(Source records)
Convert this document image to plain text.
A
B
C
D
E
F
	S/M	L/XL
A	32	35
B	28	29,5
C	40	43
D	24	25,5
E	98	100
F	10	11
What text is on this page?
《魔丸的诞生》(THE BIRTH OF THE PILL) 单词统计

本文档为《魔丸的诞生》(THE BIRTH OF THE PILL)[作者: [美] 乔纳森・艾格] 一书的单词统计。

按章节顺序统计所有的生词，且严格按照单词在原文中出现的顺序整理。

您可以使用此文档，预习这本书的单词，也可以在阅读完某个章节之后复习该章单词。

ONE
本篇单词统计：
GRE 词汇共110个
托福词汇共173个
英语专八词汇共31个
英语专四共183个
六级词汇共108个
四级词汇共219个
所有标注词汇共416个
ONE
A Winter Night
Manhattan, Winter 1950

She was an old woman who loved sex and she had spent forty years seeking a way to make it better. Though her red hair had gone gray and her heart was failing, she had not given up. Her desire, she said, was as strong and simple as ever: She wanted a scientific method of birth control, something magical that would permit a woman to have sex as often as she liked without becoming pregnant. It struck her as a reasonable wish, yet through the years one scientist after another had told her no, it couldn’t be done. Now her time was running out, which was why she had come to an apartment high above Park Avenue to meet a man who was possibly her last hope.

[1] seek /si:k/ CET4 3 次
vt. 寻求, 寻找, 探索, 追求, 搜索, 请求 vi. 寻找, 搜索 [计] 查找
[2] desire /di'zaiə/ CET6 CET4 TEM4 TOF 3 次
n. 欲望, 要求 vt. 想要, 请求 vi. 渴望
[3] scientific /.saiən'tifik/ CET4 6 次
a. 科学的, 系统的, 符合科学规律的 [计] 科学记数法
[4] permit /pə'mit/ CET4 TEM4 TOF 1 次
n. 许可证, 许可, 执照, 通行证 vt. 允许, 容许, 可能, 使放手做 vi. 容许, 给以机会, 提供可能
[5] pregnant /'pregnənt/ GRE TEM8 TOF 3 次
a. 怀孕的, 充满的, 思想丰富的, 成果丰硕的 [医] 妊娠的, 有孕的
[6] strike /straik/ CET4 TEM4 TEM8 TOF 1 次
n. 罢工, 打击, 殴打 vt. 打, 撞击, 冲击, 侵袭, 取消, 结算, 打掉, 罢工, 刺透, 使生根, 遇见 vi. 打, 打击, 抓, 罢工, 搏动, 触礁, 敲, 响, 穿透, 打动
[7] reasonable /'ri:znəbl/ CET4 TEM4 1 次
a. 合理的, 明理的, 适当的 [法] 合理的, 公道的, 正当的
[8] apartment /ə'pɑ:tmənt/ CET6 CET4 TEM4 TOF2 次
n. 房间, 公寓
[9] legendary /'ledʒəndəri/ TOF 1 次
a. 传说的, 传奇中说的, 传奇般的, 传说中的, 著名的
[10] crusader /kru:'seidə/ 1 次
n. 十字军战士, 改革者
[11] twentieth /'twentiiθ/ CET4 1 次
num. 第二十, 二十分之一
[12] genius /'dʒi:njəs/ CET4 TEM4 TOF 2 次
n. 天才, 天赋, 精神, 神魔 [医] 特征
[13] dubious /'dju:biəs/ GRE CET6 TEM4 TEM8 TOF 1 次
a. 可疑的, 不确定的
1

→ BRIEF
Transcribe the material above word for word.

→ TASK SOLUTION
Convert this document image to plain text.
A
B
C
D
E
F
	S/M	L/XL
A	32	35
B	28	29,5
C	40	43
D	24	25,5
E	98	100
F	10	11
What text is on this page?
《魔丸的诞生》(THE BIRTH OF THE PILL) 单词统计

本文档为《魔丸的诞生》(THE BIRTH OF THE PILL)[作者: [美] 乔纳森・艾格] 一书的单词统计。

按章节顺序统计所有的生词，且严格按照单词在原文中出现的顺序整理。

您可以使用此文档，预习这本书的单词，也可以在阅读完某个章节之后复习该章单词。

ONE
本篇单词统计：
GRE 词汇共110个
托福词汇共173个
英语专八词汇共31个
英语专四共183个
六级词汇共108个
四级词汇共219个
所有标注词汇共416个
ONE
A Winter Night
Manhattan, Winter 1950

She was an old woman who loved sex and she had spent forty years seeking a way to make it better. Though her red hair had gone gray and her heart was failing, she had not given up. Her desire, she said, was as strong and simple as ever: She wanted a scientific method of birth control, something magical that would permit a woman to have sex as often as she liked without becoming pregnant. It struck her as a reasonable wish, yet through the years one scientist after another had told her no, it couldn’t be done. Now her time was running out, which was why she had come to an apartment high above Park Avenue to meet a man who was possibly her last hope.

[1] seek /si:k/ CET4 3 次
vt. 寻求, 寻找, 探索, 追求, 搜索, 请求 vi. 寻找, 搜索 [计] 查找
[2] desire /di'zaiə/ CET6 CET4 TEM4 TOF 3 次
n. 欲望, 要求 vt. 想要, 请求 vi. 渴望
[3] scientific /.saiən'tifik/ CET4 6 次
a. 科学的, 系统的, 符合科学规律的 [计] 科学记数法
[4] permit /pə'mit/ CET4 TEM4 TOF 1 次
n. 许可证, 许可, 执照, 通行证 vt. 允许, 容许, 可能, 使放手做 vi. 容许, 给以机会, 提供可能
[5] pregnant /'pregnənt/ GRE TEM8 TOF 3 次
a. 怀孕的, 充满的, 思想丰富的, 成果丰硕的 [医] 妊娠的, 有孕的
[6] strike /straik/ CET4 TEM4 TEM8 TOF 1 次
n. 罢工, 打击, 殴打 vt. 打, 撞击, 冲击, 侵袭, 取消, 结算, 打掉, 罢工, 刺透, 使生根, 遇见 vi. 打, 打击, 抓, 罢工, 搏动, 触礁, 敲, 响, 穿透, 打动
[7] reasonable /'ri:znəbl/ CET4 TEM4 1 次
a. 合理的, 明理的, 适当的 [法] 合理的, 公道的, 正当的
[8] apartment /ə'pɑ:tmənt/ CET6 CET4 TEM4 TOF2 次
n. 房间, 公寓
[9] legendary /'ledʒəndəri/ TOF 1 次
a. 传说的, 传奇中说的, 传奇般的, 传说中的, 著名的
[10] crusader /kru:'seidə/ 1 次
n. 十字军战士, 改革者
[11] twentieth /'twentiiθ/ CET4 1 次
num. 第二十, 二十分之一
[12] genius /'dʒi:njəs/ CET4 TEM4 TOF 2 次
n. 天才, 天赋, 精神, 神魔 [医] 特征
[13] dubious /'dju:biəs/ GRE CET6 TEM4 TEM8 TOF 1 次
a. 可疑的, 不确定的
1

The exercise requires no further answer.